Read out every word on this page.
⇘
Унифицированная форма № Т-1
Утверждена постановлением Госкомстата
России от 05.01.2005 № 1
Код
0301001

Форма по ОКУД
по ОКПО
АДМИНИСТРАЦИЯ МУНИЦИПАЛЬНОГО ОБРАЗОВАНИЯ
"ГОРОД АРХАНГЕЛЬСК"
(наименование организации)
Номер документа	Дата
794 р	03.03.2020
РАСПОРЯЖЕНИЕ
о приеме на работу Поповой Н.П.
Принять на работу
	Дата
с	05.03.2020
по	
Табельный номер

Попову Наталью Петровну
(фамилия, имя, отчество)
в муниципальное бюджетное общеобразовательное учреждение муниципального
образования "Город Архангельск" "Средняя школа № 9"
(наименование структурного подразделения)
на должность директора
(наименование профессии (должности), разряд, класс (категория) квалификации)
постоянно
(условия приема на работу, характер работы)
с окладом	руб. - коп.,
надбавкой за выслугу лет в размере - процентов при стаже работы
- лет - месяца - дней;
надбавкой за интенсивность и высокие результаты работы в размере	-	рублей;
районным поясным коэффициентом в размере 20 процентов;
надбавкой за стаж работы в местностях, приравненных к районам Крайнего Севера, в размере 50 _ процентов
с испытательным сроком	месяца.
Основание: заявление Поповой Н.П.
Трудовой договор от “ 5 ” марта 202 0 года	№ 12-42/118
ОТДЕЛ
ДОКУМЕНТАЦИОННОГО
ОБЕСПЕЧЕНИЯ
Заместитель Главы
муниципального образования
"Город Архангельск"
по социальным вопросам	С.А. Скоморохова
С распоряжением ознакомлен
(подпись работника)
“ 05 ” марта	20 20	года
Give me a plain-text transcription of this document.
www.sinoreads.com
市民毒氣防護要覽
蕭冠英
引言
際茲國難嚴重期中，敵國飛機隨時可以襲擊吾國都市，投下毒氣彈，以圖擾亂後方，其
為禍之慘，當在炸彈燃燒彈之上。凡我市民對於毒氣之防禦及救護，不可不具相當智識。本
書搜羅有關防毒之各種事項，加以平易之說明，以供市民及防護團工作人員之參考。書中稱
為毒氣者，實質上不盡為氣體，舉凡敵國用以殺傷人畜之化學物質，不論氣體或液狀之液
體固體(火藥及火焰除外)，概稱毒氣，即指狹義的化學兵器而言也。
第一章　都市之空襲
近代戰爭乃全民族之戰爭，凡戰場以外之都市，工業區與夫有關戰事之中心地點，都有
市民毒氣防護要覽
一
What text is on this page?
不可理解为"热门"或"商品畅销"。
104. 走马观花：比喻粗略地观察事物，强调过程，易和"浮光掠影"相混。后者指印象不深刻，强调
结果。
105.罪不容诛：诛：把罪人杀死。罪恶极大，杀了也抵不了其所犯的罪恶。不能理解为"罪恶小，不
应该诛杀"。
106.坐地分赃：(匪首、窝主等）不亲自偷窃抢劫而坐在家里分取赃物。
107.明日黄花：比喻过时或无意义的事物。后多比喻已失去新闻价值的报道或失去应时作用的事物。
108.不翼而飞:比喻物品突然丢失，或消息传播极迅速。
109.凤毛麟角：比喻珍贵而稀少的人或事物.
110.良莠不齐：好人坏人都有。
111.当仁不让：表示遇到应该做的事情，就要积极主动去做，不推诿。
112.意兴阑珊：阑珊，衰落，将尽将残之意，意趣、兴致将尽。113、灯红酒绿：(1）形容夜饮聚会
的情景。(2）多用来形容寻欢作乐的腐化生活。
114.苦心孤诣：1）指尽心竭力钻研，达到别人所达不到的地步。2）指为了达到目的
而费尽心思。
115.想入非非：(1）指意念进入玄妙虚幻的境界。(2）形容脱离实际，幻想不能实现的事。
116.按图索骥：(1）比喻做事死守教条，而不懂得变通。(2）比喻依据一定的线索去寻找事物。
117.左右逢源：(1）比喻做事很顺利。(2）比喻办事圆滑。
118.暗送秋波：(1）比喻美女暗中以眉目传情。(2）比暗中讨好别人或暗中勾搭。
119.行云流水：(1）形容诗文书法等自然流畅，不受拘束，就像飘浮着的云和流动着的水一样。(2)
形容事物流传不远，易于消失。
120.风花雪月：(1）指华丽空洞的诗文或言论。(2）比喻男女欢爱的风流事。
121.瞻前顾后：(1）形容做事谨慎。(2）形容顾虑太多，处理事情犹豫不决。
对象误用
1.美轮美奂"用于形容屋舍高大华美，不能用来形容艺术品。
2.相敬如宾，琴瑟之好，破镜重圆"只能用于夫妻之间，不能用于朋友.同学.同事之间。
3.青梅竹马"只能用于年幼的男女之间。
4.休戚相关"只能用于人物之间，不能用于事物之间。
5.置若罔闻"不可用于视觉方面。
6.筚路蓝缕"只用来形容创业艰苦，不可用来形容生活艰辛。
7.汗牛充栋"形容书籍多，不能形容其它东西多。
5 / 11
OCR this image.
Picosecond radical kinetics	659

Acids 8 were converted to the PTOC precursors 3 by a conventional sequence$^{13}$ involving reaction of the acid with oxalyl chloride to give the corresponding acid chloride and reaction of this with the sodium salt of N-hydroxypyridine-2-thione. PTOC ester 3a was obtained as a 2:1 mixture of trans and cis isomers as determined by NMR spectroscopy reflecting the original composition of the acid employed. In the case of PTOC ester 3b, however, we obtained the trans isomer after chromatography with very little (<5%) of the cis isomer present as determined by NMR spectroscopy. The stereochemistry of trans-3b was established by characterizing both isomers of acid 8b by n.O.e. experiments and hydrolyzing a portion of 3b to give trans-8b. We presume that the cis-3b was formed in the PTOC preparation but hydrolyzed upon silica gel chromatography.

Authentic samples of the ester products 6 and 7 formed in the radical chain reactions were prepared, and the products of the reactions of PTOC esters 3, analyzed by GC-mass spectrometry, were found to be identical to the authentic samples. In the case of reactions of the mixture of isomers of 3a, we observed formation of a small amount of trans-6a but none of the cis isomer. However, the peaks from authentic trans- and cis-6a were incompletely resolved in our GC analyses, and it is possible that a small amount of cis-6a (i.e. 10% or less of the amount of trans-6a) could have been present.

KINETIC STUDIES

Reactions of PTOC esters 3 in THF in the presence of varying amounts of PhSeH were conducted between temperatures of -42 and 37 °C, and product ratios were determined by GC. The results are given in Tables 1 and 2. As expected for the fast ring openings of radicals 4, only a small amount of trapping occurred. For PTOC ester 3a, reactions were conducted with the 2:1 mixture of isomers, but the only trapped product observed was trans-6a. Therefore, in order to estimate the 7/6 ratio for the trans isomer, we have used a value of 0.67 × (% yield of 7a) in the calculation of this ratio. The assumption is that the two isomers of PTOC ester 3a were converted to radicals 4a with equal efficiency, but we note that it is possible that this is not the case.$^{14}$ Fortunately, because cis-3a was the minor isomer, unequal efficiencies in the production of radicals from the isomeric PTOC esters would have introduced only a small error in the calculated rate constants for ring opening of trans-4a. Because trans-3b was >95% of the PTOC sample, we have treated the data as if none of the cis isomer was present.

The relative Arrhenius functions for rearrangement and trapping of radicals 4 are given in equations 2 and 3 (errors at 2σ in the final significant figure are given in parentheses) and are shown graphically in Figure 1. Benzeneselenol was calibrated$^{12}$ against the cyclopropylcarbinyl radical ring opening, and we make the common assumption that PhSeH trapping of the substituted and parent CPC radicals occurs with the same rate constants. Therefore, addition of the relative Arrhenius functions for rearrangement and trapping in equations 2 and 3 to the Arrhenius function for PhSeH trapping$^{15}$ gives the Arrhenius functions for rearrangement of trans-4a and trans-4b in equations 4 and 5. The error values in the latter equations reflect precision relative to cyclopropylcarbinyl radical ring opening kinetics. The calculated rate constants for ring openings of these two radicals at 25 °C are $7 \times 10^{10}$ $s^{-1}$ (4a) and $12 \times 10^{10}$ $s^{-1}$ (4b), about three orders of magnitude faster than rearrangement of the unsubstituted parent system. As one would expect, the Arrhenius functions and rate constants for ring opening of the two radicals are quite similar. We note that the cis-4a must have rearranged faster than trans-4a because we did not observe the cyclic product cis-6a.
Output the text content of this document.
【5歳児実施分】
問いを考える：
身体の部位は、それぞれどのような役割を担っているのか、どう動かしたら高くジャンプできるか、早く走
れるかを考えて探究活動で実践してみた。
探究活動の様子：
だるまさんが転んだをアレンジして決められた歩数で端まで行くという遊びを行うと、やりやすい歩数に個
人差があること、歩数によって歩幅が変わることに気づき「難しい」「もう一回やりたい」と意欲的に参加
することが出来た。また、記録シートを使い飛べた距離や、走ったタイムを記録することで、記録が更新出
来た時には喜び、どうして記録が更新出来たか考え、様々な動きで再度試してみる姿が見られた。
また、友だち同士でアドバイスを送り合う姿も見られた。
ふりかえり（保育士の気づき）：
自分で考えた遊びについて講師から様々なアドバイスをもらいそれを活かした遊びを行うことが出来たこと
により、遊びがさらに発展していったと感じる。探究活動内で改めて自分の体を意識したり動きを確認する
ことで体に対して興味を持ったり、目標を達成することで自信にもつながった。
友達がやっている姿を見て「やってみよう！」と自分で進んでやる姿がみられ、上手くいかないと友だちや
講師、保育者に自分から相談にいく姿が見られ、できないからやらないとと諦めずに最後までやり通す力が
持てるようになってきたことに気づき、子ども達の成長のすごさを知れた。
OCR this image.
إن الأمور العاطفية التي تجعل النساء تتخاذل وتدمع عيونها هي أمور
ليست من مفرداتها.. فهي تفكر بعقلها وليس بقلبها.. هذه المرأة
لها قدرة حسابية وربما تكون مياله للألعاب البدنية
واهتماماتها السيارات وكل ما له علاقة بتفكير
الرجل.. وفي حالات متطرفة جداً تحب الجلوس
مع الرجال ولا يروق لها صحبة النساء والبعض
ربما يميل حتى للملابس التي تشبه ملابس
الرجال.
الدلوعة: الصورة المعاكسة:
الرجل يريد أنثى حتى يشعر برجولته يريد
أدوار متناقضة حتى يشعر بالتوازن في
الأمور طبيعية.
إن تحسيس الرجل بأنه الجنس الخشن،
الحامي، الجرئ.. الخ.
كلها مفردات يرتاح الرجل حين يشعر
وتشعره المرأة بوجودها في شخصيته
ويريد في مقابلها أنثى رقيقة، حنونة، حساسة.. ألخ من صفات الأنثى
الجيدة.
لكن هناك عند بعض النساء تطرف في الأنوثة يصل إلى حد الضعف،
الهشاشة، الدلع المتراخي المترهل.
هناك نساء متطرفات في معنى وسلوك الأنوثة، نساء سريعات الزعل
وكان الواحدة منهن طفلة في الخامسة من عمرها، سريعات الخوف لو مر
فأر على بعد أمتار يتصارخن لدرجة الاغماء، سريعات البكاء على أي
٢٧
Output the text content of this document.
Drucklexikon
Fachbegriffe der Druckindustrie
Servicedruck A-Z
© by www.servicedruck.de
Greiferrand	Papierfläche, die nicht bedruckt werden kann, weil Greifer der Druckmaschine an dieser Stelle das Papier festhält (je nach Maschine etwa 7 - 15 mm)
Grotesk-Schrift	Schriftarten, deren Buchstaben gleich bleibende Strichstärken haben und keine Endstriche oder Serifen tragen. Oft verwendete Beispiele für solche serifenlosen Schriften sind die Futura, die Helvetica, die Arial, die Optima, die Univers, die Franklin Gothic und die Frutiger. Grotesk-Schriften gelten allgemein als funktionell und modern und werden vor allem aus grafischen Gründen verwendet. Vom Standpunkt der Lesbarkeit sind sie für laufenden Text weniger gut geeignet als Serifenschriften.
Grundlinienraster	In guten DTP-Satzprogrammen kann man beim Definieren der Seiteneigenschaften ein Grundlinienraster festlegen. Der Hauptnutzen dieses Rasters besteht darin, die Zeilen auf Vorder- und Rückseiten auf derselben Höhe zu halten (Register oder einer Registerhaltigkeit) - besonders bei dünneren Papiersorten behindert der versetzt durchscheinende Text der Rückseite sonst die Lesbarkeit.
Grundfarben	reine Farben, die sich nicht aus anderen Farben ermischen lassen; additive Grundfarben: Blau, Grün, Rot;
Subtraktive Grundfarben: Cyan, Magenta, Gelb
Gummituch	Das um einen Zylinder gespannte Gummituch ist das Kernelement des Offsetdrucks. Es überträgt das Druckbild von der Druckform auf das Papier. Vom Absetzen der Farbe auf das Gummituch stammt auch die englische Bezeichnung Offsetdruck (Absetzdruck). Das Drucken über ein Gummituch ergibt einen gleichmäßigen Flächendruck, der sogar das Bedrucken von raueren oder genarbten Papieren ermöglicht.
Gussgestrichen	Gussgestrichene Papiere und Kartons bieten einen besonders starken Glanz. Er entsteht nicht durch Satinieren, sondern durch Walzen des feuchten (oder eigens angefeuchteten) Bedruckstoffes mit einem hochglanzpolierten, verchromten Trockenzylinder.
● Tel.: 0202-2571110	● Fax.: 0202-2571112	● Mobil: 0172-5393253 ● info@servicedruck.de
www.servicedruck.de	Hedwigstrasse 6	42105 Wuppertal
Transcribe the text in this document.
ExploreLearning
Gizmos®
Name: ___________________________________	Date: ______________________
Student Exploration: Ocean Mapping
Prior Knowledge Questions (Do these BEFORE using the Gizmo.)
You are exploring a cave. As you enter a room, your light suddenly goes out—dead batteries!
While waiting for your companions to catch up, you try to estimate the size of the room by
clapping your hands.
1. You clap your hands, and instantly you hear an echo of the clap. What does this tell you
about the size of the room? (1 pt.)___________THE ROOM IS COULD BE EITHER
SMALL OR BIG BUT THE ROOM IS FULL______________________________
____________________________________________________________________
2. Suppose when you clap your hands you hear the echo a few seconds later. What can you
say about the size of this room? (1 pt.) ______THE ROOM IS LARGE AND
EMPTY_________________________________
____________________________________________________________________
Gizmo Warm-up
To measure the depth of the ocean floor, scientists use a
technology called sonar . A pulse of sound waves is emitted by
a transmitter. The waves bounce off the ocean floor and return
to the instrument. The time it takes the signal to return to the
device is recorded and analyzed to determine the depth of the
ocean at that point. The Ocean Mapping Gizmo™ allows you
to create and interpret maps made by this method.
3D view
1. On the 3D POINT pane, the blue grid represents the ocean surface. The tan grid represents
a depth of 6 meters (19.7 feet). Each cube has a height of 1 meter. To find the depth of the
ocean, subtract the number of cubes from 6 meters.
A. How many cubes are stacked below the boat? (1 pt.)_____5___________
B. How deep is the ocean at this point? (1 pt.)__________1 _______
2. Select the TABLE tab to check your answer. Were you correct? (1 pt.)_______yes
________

* What to work on *
Locate all lines that include the word "waves" and copy them out.

* Full response *
technology called sonar . A pulse of sound waves is emitted by
a transmitter. The waves bounce off the ocean floor and return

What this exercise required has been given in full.